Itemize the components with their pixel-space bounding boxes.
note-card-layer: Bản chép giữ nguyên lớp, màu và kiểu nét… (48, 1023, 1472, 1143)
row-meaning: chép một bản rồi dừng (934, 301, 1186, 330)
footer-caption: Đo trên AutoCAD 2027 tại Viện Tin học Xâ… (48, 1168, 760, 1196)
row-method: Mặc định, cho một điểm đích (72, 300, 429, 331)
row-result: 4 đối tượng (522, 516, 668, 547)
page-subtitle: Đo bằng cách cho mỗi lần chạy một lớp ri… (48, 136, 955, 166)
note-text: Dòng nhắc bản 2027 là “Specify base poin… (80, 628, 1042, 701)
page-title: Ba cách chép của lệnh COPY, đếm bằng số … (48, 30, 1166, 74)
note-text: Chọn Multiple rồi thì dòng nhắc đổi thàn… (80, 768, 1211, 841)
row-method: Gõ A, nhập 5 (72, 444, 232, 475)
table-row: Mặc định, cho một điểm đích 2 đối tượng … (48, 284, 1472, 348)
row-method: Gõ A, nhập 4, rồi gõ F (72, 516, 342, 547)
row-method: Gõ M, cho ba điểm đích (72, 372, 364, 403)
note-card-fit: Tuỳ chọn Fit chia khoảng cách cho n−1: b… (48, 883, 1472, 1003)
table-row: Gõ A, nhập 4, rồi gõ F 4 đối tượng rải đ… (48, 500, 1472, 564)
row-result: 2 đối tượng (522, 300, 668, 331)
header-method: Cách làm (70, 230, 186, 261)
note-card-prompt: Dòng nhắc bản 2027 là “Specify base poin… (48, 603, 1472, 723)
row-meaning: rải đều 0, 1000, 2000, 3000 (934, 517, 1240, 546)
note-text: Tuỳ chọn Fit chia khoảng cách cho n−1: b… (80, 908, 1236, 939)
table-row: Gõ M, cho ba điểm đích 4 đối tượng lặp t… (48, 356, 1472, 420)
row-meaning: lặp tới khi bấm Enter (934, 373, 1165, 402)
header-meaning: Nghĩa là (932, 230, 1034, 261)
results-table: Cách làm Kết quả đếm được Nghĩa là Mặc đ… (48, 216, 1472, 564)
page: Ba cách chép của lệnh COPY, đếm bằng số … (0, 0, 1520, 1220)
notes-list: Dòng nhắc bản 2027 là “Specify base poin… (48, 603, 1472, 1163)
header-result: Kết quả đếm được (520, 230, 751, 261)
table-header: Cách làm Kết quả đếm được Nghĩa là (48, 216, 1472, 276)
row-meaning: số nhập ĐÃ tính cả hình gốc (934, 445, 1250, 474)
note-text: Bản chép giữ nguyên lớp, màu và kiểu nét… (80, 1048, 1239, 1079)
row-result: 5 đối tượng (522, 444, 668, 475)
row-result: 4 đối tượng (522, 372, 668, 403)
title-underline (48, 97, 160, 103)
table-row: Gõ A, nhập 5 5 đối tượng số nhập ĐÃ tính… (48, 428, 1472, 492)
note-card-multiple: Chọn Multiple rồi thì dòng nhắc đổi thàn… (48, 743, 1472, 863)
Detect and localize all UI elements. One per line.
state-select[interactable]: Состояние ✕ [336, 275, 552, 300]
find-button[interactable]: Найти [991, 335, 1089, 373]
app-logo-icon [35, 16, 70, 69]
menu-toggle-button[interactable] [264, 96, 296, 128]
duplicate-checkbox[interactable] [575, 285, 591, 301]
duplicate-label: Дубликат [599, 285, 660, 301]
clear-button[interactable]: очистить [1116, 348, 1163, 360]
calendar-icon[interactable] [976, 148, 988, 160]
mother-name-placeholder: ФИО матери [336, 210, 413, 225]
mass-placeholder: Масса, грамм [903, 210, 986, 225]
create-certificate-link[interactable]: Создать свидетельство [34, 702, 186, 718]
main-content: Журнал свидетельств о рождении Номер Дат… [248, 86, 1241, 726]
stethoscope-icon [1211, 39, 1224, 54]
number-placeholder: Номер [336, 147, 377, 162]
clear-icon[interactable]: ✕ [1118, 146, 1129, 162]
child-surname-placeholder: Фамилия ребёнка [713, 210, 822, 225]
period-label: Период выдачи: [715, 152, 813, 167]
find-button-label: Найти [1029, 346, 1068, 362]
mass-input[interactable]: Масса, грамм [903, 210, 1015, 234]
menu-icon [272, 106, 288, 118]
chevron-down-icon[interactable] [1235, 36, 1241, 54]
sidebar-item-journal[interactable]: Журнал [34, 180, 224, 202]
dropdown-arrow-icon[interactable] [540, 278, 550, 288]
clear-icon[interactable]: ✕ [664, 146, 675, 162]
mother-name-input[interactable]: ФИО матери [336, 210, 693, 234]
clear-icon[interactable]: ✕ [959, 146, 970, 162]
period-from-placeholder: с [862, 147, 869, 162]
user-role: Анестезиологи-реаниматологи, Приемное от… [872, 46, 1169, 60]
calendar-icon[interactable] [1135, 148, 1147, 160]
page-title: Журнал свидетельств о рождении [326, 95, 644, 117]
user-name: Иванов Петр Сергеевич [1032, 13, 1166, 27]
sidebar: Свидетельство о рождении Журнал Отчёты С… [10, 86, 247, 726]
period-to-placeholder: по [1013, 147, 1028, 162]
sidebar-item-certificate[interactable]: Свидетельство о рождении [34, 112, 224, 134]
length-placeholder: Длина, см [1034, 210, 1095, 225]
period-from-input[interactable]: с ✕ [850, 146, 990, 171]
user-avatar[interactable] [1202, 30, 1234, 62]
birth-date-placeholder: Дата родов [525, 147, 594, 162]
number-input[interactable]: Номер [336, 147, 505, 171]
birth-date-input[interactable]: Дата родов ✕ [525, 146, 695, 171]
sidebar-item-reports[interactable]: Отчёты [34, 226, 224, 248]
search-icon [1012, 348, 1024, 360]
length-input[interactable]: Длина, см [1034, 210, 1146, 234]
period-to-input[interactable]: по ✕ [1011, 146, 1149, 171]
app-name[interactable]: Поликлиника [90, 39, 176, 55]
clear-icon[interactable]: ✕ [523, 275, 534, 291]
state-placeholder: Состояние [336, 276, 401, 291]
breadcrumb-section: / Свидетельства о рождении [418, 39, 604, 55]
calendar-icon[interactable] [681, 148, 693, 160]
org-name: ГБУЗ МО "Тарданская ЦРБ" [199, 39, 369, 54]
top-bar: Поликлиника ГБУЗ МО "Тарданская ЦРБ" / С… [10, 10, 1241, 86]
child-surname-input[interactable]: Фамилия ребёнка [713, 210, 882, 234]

# Problem description:
Please rename "row-meaning" to "row-explanation" throughout the records above, and reproduce every line otherwise unchanged.

# Exercise output:
Itemize the components with their pixel-space bounding boxes.
note-card-layer: Bản chép giữ nguyên lớp, màu và kiểu nét… (48, 1023, 1472, 1143)
row-explanation: chép một bản rồi dừng (934, 301, 1186, 330)
footer-caption: Đo trên AutoCAD 2027 tại Viện Tin học Xâ… (48, 1168, 760, 1196)
row-method: Mặc định, cho một điểm đích (72, 300, 429, 331)
row-result: 4 đối tượng (522, 516, 668, 547)
page-subtitle: Đo bằng cách cho mỗi lần chạy một lớp ri… (48, 136, 955, 166)
note-text: Dòng nhắc bản 2027 là “Specify base poin… (80, 628, 1042, 701)
page-title: Ba cách chép của lệnh COPY, đếm bằng số … (48, 30, 1166, 74)
note-text: Chọn Multiple rồi thì dòng nhắc đổi thàn… (80, 768, 1211, 841)
row-method: Gõ A, nhập 5 (72, 444, 232, 475)
table-row: Mặc định, cho một điểm đích 2 đối tượng … (48, 284, 1472, 348)
row-method: Gõ A, nhập 4, rồi gõ F (72, 516, 342, 547)
row-method: Gõ M, cho ba điểm đích (72, 372, 364, 403)
note-card-fit: Tuỳ chọn Fit chia khoảng cách cho n−1: b… (48, 883, 1472, 1003)
table-row: Gõ A, nhập 4, rồi gõ F 4 đối tượng rải đ… (48, 500, 1472, 564)
row-result: 2 đối tượng (522, 300, 668, 331)
header-method: Cách làm (70, 230, 186, 261)
note-card-prompt: Dòng nhắc bản 2027 là “Specify base poin… (48, 603, 1472, 723)
row-explanation: rải đều 0, 1000, 2000, 3000 (934, 517, 1240, 546)
note-text: Tuỳ chọn Fit chia khoảng cách cho n−1: b… (80, 908, 1236, 939)
table-row: Gõ M, cho ba điểm đích 4 đối tượng lặp t… (48, 356, 1472, 420)
row-explanation: lặp tới khi bấm Enter (934, 373, 1165, 402)
header-meaning: Nghĩa là (932, 230, 1034, 261)
results-table: Cách làm Kết quả đếm được Nghĩa là Mặc đ… (48, 216, 1472, 564)
page: Ba cách chép của lệnh COPY, đếm bằng số … (0, 0, 1520, 1220)
notes-list: Dòng nhắc bản 2027 là “Specify base poin… (48, 603, 1472, 1163)
header-result: Kết quả đếm được (520, 230, 751, 261)
table-header: Cách làm Kết quả đếm được Nghĩa là (48, 216, 1472, 276)
row-explanation: số nhập ĐÃ tính cả hình gốc (934, 445, 1250, 474)
note-text: Bản chép giữ nguyên lớp, màu và kiểu nét… (80, 1048, 1239, 1079)
row-result: 5 đối tượng (522, 444, 668, 475)
row-result: 4 đối tượng (522, 372, 668, 403)
title-underline (48, 97, 160, 103)
table-row: Gõ A, nhập 5 5 đối tượng số nhập ĐÃ tính… (48, 428, 1472, 492)
note-card-multiple: Chọn Multiple rồi thì dòng nhắc đổi thàn… (48, 743, 1472, 863)
Detect and localize all UI elements. One per line.
state-select[interactable]: Состояние ✕ [336, 275, 552, 300]
find-button[interactable]: Найти [991, 335, 1089, 373]
app-logo-icon [35, 16, 70, 69]
menu-toggle-button[interactable] [264, 96, 296, 128]
duplicate-checkbox[interactable] [575, 285, 591, 301]
duplicate-label: Дубликат [599, 285, 660, 301]
clear-button[interactable]: очистить [1116, 348, 1163, 360]
calendar-icon[interactable] [976, 148, 988, 160]
mother-name-placeholder: ФИО матери [336, 210, 413, 225]
mass-placeholder: Масса, грамм [903, 210, 986, 225]
create-certificate-link[interactable]: Создать свидетельство [34, 702, 186, 718]
main-content: Журнал свидетельств о рождении Номер Дат… [248, 86, 1241, 726]
stethoscope-icon [1211, 39, 1224, 54]
number-placeholder: Номер [336, 147, 377, 162]
clear-icon[interactable]: ✕ [1118, 146, 1129, 162]
child-surname-placeholder: Фамилия ребёнка [713, 210, 822, 225]
period-label: Период выдачи: [715, 152, 813, 167]
find-button-label: Найти [1029, 346, 1068, 362]
mass-input[interactable]: Масса, грамм [903, 210, 1015, 234]
menu-icon [272, 106, 288, 118]
chevron-down-icon[interactable] [1235, 36, 1241, 54]
sidebar-item-journal[interactable]: Журнал [34, 180, 224, 202]
dropdown-arrow-icon[interactable] [540, 278, 550, 288]
clear-icon[interactable]: ✕ [664, 146, 675, 162]
mother-name-input[interactable]: ФИО матери [336, 210, 693, 234]
clear-icon[interactable]: ✕ [959, 146, 970, 162]
period-from-placeholder: с [862, 147, 869, 162]
user-role: Анестезиологи-реаниматологи, Приемное от… [872, 46, 1169, 60]
calendar-icon[interactable] [1135, 148, 1147, 160]
page-title: Журнал свидетельств о рождении [326, 95, 644, 117]
user-name: Иванов Петр Сергеевич [1032, 13, 1166, 27]
sidebar: Свидетельство о рождении Журнал Отчёты С… [10, 86, 247, 726]
period-to-placeholder: по [1013, 147, 1028, 162]
sidebar-item-certificate[interactable]: Свидетельство о рождении [34, 112, 224, 134]
length-placeholder: Длина, см [1034, 210, 1095, 225]
period-from-input[interactable]: с ✕ [850, 146, 990, 171]
user-avatar[interactable] [1202, 30, 1234, 62]
birth-date-placeholder: Дата родов [525, 147, 594, 162]
number-input[interactable]: Номер [336, 147, 505, 171]
birth-date-input[interactable]: Дата родов ✕ [525, 146, 695, 171]
sidebar-item-reports[interactable]: Отчёты [34, 226, 224, 248]
search-icon [1012, 348, 1024, 360]
length-input[interactable]: Длина, см [1034, 210, 1146, 234]
period-to-input[interactable]: по ✕ [1011, 146, 1149, 171]
app-name[interactable]: Поликлиника [90, 39, 176, 55]
clear-icon[interactable]: ✕ [523, 275, 534, 291]
state-placeholder: Состояние [336, 276, 401, 291]
breadcrumb-section: / Свидетельства о рождении [418, 39, 604, 55]
calendar-icon[interactable] [681, 148, 693, 160]
org-name: ГБУЗ МО "Тарданская ЦРБ" [199, 39, 369, 54]
top-bar: Поликлиника ГБУЗ МО "Тарданская ЦРБ" / С… [10, 10, 1241, 86]
child-surname-input[interactable]: Фамилия ребёнка [713, 210, 882, 234]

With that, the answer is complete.